Set exercise: Filter the records below down to the lines that contain the string "axis", and copy each of those lines. Treat uppercase and lowercase as different.

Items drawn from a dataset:
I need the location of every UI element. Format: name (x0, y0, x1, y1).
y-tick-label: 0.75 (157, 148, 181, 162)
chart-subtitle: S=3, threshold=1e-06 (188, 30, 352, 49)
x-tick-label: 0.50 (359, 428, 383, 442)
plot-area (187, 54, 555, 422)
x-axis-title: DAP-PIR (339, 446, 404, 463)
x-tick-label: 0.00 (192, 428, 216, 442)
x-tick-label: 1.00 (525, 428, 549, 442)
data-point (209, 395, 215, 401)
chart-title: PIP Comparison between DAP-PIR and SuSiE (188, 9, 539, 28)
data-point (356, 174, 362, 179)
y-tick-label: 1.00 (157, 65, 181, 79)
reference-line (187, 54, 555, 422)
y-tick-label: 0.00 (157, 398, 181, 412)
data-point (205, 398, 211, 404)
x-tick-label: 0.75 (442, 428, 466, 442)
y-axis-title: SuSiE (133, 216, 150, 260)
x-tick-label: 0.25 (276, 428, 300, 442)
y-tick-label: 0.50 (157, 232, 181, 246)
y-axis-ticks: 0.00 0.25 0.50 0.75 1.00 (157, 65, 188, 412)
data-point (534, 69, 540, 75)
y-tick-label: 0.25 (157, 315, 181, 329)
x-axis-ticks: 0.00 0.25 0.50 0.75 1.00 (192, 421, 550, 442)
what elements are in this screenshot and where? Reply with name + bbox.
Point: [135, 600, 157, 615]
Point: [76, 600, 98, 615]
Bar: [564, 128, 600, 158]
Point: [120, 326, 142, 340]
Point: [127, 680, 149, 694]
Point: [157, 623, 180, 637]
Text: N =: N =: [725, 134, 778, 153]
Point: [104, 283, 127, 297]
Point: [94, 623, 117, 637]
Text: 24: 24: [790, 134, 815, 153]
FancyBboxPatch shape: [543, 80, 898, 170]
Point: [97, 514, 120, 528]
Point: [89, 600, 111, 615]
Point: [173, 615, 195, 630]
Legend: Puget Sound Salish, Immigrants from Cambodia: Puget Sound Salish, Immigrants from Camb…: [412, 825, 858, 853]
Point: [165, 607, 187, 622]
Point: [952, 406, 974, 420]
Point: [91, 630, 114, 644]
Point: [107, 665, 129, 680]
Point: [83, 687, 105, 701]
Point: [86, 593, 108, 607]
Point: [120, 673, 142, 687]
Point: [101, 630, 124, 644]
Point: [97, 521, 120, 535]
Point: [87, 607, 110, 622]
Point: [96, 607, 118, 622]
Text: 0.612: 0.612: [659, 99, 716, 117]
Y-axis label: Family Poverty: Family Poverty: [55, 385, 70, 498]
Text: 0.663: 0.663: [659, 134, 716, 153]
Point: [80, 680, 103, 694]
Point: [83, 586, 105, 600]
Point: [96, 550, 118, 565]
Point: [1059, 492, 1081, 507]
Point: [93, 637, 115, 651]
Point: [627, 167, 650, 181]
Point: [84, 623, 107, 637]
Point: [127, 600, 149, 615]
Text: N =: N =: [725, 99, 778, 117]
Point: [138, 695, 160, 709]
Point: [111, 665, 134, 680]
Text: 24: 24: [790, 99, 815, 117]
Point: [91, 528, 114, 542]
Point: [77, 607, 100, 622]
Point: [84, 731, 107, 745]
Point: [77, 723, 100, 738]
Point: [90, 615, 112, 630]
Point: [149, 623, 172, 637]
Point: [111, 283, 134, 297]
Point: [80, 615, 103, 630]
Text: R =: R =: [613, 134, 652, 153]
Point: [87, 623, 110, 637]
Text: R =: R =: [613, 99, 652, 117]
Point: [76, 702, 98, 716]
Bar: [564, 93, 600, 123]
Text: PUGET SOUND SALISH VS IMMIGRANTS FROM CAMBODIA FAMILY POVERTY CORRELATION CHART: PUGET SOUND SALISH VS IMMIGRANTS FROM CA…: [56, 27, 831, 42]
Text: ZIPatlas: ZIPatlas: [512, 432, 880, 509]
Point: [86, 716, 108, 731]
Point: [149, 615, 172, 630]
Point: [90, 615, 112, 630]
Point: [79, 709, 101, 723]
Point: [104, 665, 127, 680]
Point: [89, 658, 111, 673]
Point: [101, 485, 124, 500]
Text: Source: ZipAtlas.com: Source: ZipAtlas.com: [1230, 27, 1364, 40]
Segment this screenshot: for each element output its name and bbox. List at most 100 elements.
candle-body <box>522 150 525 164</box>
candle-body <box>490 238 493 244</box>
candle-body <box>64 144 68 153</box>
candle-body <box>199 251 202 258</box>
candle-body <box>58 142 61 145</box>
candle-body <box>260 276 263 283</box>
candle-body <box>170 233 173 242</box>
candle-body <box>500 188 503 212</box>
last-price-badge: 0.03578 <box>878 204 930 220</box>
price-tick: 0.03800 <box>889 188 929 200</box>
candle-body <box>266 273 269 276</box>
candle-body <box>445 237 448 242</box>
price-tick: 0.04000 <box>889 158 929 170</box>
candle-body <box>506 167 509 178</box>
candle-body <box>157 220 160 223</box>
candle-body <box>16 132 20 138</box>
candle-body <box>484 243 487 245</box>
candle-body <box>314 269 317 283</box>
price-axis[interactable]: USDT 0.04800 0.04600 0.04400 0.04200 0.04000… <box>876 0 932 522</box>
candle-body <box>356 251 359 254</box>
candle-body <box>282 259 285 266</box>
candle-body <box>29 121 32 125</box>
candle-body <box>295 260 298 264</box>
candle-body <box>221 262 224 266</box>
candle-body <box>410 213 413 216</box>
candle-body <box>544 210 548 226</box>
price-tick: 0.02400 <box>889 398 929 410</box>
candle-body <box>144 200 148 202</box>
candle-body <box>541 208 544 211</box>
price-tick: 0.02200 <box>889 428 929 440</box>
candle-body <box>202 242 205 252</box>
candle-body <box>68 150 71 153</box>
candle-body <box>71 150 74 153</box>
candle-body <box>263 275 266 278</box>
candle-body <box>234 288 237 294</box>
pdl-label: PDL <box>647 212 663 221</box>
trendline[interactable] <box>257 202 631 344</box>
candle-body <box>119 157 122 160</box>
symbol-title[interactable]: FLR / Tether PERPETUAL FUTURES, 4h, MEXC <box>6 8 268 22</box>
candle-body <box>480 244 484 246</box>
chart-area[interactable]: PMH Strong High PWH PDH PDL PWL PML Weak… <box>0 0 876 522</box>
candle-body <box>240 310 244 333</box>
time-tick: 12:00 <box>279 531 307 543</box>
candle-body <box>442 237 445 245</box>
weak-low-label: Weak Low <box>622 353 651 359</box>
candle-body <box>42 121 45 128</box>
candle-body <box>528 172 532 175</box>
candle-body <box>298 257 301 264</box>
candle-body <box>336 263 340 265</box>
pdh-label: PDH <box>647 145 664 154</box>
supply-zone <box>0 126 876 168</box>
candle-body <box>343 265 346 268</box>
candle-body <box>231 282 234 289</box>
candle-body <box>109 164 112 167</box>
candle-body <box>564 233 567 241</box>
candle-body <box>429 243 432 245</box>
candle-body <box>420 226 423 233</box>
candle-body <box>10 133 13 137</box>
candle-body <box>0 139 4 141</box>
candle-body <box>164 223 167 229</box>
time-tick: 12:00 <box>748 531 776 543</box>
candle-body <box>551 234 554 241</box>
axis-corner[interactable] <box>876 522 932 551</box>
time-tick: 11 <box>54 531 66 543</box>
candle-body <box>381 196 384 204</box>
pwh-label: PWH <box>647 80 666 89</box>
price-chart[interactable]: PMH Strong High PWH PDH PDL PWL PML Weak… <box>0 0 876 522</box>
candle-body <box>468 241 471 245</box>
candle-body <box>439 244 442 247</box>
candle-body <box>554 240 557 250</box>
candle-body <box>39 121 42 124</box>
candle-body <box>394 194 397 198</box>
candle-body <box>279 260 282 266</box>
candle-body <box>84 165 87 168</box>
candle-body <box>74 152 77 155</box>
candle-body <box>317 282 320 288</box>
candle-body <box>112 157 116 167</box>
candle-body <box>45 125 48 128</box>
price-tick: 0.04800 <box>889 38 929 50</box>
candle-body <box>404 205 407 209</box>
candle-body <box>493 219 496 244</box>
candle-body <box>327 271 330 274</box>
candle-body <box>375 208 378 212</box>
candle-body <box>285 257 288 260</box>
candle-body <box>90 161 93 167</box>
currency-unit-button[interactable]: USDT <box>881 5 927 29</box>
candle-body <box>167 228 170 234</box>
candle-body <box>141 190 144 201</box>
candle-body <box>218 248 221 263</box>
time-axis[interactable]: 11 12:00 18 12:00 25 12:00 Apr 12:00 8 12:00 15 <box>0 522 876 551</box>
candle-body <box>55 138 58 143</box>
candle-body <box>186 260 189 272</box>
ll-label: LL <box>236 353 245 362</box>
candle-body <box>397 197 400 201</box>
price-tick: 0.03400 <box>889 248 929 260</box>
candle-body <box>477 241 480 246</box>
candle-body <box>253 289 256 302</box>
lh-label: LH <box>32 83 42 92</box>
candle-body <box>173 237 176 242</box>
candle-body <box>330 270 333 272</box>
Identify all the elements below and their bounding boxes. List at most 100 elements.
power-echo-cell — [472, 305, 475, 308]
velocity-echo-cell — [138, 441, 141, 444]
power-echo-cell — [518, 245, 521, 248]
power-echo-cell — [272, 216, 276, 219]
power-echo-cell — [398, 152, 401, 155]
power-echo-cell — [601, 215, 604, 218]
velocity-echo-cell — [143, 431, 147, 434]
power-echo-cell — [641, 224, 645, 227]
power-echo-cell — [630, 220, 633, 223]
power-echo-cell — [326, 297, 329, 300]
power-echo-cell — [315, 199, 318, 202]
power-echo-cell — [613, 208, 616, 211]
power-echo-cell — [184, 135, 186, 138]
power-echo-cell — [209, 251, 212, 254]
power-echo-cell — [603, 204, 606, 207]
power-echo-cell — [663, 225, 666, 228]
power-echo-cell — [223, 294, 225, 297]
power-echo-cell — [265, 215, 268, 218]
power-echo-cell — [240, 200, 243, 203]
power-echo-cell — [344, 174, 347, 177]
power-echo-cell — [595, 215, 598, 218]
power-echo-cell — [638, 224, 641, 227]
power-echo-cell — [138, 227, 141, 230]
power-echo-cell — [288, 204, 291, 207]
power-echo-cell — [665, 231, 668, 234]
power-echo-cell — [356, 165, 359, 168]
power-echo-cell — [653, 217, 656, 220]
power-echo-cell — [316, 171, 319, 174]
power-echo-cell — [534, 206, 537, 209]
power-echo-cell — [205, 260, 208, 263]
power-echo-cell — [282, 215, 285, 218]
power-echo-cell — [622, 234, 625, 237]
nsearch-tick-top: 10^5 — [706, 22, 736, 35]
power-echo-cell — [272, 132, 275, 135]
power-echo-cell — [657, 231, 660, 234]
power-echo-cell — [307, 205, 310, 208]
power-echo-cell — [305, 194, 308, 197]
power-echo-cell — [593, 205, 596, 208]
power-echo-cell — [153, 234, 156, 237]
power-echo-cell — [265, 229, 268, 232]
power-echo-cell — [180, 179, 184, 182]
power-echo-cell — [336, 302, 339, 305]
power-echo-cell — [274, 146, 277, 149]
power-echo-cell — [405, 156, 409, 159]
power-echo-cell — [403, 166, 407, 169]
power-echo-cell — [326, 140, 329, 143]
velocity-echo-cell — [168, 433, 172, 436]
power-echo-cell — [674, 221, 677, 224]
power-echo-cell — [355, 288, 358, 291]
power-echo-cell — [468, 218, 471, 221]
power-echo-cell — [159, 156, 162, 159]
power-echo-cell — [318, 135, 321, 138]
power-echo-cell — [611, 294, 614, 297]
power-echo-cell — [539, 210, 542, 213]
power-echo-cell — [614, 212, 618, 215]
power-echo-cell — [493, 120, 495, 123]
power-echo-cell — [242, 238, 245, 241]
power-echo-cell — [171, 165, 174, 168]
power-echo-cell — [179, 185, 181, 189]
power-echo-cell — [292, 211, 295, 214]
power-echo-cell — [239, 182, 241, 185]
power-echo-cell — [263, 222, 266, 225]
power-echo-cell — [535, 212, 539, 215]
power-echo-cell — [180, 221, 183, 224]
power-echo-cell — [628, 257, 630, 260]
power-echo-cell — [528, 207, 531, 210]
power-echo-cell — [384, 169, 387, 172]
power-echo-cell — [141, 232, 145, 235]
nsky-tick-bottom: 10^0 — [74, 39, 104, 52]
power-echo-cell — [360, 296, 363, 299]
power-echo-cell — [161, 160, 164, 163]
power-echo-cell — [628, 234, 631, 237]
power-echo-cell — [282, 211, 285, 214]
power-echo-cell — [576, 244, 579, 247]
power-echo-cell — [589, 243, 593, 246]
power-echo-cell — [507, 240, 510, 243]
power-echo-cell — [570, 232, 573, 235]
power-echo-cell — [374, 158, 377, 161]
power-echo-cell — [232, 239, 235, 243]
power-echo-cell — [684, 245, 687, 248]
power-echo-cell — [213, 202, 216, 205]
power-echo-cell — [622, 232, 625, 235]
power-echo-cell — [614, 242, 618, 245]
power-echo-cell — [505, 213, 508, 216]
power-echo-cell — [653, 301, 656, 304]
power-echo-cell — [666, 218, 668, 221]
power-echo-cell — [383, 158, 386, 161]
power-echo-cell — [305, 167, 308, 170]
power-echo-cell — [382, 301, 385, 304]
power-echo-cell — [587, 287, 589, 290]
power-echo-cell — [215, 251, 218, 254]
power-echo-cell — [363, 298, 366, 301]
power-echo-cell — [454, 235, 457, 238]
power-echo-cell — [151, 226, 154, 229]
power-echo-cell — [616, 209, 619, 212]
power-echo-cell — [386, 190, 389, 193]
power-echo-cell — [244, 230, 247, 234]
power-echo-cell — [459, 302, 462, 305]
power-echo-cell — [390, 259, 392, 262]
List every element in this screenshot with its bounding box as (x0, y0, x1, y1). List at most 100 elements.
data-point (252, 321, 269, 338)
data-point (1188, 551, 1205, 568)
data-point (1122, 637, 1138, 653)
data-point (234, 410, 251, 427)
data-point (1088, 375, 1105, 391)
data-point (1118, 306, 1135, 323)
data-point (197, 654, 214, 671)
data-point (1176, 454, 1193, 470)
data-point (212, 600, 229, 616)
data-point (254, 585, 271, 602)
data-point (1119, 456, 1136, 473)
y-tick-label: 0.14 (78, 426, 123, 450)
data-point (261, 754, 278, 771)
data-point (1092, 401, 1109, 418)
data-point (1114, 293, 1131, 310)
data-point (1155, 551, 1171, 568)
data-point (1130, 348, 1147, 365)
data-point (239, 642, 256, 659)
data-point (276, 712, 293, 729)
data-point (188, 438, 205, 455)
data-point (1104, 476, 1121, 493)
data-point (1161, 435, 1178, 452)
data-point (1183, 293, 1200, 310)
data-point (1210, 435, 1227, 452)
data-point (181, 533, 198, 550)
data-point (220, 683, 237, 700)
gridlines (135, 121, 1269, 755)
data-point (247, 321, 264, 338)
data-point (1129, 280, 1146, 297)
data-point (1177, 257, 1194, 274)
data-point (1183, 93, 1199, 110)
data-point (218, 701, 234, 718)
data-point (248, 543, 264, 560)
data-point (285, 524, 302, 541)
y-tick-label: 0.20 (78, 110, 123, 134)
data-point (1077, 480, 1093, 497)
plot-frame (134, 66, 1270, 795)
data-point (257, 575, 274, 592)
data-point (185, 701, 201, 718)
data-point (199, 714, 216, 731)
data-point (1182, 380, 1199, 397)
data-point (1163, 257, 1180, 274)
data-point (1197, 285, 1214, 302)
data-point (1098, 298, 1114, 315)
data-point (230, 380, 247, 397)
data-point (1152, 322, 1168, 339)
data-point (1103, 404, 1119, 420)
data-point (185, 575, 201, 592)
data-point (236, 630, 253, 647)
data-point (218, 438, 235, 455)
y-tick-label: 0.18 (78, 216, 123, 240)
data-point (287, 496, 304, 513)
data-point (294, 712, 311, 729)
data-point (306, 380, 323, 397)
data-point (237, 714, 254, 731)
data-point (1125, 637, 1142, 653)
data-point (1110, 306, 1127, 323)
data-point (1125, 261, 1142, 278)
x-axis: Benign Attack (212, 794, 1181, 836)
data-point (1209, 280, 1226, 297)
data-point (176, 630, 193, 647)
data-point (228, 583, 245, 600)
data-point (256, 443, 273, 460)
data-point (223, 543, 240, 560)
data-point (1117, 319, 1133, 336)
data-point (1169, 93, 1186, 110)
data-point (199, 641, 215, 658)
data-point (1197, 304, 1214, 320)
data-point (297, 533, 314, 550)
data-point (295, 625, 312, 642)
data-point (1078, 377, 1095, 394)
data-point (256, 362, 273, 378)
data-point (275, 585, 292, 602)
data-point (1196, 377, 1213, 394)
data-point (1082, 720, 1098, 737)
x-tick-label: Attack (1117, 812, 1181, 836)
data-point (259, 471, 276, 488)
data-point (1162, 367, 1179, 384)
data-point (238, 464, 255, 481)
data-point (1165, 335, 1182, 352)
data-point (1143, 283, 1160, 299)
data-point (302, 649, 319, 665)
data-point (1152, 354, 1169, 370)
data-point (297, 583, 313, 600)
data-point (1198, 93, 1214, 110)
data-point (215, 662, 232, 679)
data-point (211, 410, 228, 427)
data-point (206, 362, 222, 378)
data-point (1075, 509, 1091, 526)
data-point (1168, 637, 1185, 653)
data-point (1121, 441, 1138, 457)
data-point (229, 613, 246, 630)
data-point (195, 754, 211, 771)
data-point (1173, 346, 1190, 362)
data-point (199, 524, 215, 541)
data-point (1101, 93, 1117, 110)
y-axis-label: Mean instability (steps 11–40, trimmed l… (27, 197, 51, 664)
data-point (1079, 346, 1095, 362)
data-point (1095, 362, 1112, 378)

Task output:
x-axis-title: DAP-PIR (339, 446, 404, 463)
y-axis-title: SuSiE (133, 216, 150, 260)
y-axis-ticks: 0.00 0.25 0.50 0.75 1.00 (157, 65, 188, 412)
x-axis-ticks: 0.00 0.25 0.50 0.75 1.00 (192, 421, 550, 442)
Y-axis label: Family Poverty: Family Poverty: [55, 385, 70, 498]
price-axis[interactable]: USDT 0.04800 0.04600 0.04400 0.04200 0.04000… <box>876 0 932 522</box>
axis-corner[interactable] <box>876 522 932 551</box>
time-axis[interactable]: 11 12:00 18 12:00 25 12:00 Apr 12:00 8 12:00 15 <box>0 522 876 551</box>
x-axis: Benign Attack (212, 794, 1181, 836)
y-axis-label: Mean instability (steps 11–40, trimmed l… (27, 197, 51, 664)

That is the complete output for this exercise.